Goal: Find how many lines in the material contain "name"; your answer should be that number alone.

Stored records:
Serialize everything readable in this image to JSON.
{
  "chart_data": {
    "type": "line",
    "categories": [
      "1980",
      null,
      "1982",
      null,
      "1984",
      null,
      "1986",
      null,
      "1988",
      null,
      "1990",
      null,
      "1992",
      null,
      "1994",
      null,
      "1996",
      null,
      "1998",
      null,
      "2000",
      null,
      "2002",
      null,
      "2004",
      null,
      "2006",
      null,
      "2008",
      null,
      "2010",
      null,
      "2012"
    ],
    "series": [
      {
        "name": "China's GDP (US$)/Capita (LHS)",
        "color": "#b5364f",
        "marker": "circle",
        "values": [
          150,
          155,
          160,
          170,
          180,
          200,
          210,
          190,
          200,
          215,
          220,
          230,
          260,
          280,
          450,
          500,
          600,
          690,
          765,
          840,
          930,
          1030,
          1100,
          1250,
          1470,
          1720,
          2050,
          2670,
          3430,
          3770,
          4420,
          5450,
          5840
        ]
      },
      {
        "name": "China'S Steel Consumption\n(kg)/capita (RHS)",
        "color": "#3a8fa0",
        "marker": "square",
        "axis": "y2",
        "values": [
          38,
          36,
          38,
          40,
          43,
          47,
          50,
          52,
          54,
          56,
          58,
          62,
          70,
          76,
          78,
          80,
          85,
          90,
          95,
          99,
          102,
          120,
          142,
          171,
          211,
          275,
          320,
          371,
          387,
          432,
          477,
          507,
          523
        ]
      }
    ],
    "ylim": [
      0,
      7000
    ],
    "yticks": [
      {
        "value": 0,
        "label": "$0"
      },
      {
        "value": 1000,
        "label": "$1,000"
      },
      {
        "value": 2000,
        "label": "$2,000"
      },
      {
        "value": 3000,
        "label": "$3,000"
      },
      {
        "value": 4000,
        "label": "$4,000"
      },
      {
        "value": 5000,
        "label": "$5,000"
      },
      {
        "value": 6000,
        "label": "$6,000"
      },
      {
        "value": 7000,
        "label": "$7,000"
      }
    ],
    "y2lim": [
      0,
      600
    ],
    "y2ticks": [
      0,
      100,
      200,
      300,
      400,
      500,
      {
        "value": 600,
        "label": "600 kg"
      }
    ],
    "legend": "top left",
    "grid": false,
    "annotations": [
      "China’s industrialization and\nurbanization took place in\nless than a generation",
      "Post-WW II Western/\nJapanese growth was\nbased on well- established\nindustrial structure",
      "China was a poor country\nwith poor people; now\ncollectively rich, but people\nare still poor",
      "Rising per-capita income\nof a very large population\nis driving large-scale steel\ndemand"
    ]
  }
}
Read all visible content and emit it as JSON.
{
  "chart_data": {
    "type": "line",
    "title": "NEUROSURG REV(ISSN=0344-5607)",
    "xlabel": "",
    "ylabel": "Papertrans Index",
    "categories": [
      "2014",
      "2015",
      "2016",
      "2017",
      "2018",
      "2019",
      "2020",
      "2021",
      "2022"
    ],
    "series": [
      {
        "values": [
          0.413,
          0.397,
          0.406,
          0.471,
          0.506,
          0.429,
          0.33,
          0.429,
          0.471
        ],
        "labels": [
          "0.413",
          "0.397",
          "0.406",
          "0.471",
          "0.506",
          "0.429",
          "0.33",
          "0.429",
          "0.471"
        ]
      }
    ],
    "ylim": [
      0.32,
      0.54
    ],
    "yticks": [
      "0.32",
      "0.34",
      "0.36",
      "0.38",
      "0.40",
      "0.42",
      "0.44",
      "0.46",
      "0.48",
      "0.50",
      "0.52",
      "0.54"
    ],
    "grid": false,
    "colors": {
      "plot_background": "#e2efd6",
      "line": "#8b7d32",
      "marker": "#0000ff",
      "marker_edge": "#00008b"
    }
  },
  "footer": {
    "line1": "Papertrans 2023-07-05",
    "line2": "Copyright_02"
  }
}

Solution for this task: 2